Objective:
Answer these questions using the comment thread:
1. What word did he use for American Idol in an assessment the writer agreed with?
2. What does he admit at the beginning of the post?
3. In the quoted reply, what is all that has been said so far?

I can't help but notice that you mention their looks first and their musical ability second.
This is pretty much par for the course in celebrity 'music' culture. It is also why his assessment of American Idol as 'grotesque' was one of the few points that I agreed with.
At least he is honest enough to admit that he is a technophobe right at the beginning of the post.
But it's not really a very coherent rant. Aside from him saying that he doesn't like the internet very much, it's hard to find much of an argument there.
"I don't think you're making your case very strongly. Why does this cheapen the cause? All you've said so far is that it sucks. So basically all we can take from your comments up to now is that you're not interested in defending the fair use of this video because you think it's bad. Or maybe even (though this is a stretch) that you think it isn't fair use because it's bad.

[Element location data]
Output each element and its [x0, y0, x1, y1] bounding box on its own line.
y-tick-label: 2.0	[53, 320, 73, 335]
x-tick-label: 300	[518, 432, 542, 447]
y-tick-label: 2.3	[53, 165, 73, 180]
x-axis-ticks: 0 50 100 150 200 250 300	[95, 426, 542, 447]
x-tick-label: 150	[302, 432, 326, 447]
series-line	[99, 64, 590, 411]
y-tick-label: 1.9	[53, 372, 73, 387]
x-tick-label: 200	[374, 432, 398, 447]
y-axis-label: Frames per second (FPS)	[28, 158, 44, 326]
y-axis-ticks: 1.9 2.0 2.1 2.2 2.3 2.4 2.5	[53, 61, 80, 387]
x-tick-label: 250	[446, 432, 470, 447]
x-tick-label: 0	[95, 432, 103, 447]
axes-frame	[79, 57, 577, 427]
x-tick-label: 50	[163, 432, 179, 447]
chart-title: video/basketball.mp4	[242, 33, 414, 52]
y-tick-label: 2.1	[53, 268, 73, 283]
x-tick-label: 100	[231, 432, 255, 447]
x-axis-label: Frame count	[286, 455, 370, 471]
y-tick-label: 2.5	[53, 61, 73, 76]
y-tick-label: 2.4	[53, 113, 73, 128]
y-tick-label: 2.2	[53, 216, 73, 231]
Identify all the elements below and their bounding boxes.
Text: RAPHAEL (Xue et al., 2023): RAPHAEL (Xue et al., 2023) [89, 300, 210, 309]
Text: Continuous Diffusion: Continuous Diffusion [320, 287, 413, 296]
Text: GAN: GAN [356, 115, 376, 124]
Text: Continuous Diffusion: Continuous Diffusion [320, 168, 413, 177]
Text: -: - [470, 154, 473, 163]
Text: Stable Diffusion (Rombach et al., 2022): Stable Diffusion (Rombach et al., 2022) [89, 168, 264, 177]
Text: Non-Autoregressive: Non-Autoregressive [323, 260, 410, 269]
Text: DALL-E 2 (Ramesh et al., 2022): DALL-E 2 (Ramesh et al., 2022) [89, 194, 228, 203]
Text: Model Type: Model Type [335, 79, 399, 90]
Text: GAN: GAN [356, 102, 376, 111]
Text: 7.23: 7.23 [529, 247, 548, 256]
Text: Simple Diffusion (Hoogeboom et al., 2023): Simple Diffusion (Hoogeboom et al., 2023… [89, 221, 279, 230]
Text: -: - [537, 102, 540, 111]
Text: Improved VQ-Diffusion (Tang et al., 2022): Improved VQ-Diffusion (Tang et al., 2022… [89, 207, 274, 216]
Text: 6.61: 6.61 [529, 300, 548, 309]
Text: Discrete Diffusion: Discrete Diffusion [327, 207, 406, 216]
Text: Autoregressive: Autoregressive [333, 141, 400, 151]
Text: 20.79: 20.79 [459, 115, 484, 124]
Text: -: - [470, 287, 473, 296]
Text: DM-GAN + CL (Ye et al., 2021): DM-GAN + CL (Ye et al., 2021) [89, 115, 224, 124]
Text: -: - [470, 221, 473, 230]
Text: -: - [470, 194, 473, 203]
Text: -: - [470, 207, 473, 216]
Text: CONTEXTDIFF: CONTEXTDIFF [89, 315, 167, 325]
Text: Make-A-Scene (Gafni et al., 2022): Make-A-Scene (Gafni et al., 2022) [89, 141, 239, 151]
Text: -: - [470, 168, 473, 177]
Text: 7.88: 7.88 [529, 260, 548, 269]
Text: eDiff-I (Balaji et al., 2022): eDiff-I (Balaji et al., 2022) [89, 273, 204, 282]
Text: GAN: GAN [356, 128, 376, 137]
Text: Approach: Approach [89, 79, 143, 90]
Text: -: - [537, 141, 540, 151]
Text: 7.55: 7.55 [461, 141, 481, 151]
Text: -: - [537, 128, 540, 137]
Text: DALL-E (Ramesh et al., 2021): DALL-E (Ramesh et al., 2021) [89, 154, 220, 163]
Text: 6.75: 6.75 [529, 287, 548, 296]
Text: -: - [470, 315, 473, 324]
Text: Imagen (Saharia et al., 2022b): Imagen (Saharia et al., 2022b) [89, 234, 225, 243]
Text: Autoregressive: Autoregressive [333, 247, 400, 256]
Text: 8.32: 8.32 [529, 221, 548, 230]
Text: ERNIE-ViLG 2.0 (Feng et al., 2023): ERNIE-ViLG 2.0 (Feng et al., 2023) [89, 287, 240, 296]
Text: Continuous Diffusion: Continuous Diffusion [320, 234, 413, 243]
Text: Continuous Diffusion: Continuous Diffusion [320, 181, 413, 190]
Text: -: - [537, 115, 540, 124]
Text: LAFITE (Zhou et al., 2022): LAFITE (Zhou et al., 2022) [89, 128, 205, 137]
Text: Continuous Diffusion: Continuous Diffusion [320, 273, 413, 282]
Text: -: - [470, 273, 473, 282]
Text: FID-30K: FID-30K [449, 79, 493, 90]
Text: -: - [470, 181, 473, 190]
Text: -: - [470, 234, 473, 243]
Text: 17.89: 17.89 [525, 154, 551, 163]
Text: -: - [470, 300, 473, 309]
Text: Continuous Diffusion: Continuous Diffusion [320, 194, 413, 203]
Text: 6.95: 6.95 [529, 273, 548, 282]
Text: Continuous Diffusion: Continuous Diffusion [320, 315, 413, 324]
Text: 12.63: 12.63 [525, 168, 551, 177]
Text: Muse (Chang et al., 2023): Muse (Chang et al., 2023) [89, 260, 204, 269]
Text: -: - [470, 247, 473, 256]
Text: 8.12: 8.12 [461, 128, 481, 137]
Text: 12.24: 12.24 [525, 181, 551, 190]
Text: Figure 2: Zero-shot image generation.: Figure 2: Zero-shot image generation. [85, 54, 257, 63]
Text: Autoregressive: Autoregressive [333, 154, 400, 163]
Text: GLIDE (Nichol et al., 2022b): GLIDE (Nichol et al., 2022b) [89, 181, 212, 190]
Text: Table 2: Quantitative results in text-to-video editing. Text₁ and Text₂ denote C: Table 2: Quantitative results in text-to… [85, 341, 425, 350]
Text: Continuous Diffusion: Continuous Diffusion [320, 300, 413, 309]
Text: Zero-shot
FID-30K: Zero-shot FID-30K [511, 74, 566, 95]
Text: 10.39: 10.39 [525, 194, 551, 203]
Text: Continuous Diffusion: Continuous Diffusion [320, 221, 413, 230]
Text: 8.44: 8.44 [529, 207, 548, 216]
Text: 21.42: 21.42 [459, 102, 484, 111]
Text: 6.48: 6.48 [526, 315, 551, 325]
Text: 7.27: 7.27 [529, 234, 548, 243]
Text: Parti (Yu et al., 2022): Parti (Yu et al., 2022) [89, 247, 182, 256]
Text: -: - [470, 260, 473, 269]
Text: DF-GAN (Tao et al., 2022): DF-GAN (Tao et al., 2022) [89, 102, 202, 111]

Output for this exercise:
1. Grotesque
2. That he is a technophobe
3. That it sucks